▶ _DATA RECORDS_:

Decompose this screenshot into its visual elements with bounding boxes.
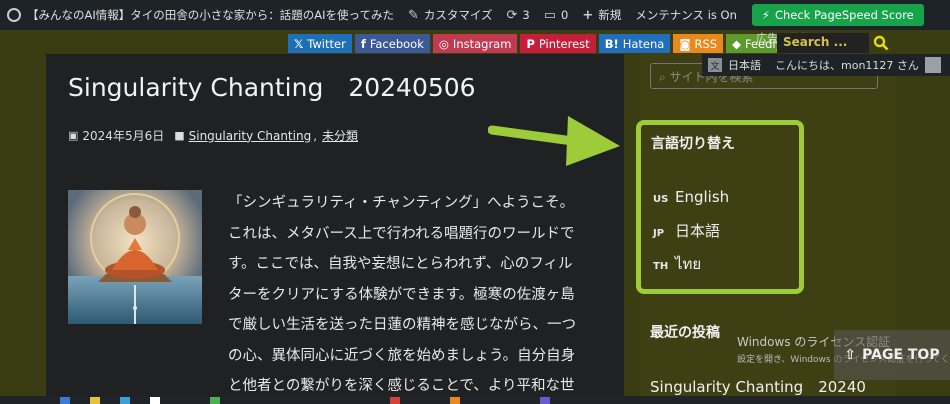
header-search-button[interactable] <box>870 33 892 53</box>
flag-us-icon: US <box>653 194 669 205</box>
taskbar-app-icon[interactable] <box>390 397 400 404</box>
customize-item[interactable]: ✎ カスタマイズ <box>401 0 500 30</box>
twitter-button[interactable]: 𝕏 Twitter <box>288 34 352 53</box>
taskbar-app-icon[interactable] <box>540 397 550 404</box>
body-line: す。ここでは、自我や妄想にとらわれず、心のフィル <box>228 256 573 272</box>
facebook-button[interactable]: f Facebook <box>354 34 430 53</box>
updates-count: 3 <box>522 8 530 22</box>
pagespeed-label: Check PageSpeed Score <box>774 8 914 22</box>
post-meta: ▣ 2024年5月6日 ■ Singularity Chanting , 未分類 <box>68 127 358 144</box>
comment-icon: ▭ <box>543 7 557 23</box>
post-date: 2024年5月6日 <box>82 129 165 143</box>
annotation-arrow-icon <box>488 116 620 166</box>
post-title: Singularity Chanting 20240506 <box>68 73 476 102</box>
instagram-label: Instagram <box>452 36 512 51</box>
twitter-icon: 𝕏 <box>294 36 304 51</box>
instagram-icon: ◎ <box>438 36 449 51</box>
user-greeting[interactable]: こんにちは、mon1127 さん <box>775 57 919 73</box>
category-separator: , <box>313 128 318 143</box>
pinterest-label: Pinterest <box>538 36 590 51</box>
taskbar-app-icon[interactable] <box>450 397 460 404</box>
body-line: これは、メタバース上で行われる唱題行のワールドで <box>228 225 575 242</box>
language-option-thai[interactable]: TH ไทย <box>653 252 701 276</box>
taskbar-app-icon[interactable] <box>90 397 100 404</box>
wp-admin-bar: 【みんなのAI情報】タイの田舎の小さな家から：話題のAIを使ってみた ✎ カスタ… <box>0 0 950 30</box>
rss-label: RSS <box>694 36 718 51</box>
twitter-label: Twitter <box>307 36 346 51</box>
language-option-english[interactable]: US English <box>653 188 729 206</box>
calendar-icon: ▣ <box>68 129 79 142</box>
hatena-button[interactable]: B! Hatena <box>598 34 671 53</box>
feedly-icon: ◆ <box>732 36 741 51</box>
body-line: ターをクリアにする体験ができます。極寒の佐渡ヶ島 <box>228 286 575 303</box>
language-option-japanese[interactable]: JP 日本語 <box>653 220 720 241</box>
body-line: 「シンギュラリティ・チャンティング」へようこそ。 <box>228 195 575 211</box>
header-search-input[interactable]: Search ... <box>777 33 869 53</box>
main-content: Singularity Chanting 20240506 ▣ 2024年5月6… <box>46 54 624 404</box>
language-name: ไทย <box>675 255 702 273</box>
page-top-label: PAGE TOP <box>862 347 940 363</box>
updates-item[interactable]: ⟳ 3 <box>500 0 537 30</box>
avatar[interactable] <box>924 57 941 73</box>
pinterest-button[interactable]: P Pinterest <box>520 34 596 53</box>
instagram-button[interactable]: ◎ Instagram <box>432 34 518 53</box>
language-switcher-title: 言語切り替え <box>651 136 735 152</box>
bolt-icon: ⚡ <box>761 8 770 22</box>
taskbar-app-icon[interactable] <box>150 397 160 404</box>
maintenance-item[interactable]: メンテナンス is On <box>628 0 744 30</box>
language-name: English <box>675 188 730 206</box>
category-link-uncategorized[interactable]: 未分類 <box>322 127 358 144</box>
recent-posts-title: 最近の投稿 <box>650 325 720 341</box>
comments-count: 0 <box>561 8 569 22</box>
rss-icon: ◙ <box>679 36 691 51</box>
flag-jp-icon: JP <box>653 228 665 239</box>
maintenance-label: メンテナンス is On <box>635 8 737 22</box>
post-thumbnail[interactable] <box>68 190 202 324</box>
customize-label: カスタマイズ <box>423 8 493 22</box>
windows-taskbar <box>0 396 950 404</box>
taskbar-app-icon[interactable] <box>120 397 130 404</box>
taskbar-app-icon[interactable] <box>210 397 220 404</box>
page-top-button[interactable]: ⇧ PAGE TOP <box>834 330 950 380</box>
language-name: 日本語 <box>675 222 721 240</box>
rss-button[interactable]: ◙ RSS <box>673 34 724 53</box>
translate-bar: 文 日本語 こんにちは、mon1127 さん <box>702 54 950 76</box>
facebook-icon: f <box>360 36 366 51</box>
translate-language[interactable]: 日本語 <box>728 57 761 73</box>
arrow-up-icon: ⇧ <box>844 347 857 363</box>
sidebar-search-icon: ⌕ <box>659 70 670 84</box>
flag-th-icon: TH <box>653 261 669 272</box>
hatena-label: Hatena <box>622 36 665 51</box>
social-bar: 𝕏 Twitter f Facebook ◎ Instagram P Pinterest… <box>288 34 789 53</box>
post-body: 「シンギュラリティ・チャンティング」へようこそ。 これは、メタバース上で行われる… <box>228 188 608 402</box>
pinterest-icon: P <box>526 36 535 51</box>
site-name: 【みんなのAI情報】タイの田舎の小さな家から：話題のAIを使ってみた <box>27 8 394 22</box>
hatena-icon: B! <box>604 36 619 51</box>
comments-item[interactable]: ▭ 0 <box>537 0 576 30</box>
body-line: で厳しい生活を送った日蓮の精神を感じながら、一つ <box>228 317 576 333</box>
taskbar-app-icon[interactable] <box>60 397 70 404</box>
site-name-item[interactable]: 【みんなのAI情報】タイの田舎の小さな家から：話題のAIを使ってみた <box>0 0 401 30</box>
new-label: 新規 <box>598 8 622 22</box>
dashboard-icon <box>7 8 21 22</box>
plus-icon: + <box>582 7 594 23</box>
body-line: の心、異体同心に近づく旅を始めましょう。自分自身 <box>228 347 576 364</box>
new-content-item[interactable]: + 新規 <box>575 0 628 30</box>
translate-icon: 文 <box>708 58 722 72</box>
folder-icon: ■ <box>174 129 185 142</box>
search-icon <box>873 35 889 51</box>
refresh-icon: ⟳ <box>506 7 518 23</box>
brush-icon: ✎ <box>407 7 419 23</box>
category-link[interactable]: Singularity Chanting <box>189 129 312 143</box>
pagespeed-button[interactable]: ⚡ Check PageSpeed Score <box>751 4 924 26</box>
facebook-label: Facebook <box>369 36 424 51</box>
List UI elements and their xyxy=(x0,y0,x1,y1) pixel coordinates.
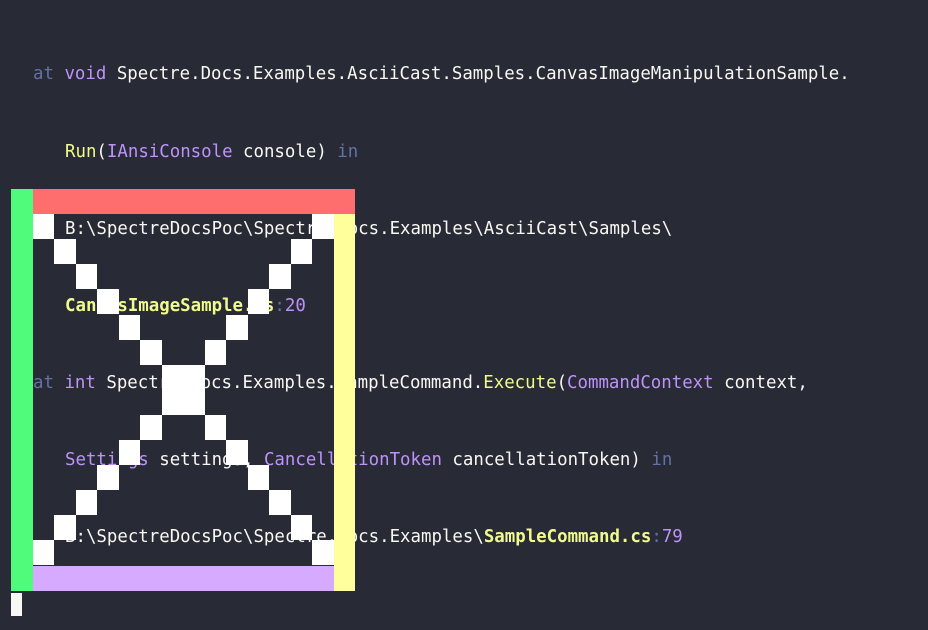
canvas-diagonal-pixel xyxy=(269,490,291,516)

▶ _REQUIREMENT_: Return the rows exactly as they appear, starting with the line that contains "header-search-button[interactable] <box>870 33" and going on through the line that contains "language-option-english[interactable]: US English".

▶ _ANSWER_:
header-search-button[interactable] <box>870 33 892 53</box>
flag-us-icon: US <box>653 194 669 205</box>
taskbar-app-icon[interactable] <box>390 397 400 404</box>
customize-item[interactable]: ✎ カスタマイズ <box>401 0 500 30</box>
twitter-button[interactable]: 𝕏 Twitter <box>288 34 352 53</box>
taskbar-app-icon[interactable] <box>540 397 550 404</box>
body-line: す。ここでは、自我や妄想にとらわれず、心のフィル <box>228 256 573 272</box>
facebook-button[interactable]: f Facebook <box>354 34 430 53</box>
updates-count: 3 <box>522 8 530 22</box>
pagespeed-label: Check PageSpeed Score <box>774 8 914 22</box>
post-meta: ▣ 2024年5月6日 ■ Singularity Chanting , 未分類 <box>68 127 358 144</box>
comment-icon: ▭ <box>543 7 557 23</box>
post-date: 2024年5月6日 <box>82 129 165 143</box>
annotation-arrow-icon <box>488 116 620 166</box>
post-title: Singularity Chanting 20240506 <box>68 73 476 102</box>
instagram-label: Instagram <box>452 36 512 51</box>
twitter-icon: 𝕏 <box>294 36 304 51</box>
instagram-icon: ◎ <box>438 36 449 51</box>
user-greeting[interactable]: こんにちは、mon1127 さん <box>775 57 919 73</box>
category-separator: , <box>313 128 318 143</box>
pinterest-label: Pinterest <box>538 36 590 51</box>
taskbar-app-icon[interactable] <box>450 397 460 404</box>
body-line: これは、メタバース上で行われる唱題行のワールドで <box>228 225 575 242</box>
language-option-thai[interactable]: TH ไทย <box>653 252 701 276</box>
taskbar-app-icon[interactable] <box>90 397 100 404</box>
wp-admin-bar: 【みんなのAI情報】タイの田舎の小さな家から：話題のAIを使ってみた ✎ カスタ… <box>0 0 950 30</box>
rss-label: RSS <box>694 36 718 51</box>
twitter-label: Twitter <box>307 36 346 51</box>
language-option-english[interactable]: US English <box>653 188 729 206</box>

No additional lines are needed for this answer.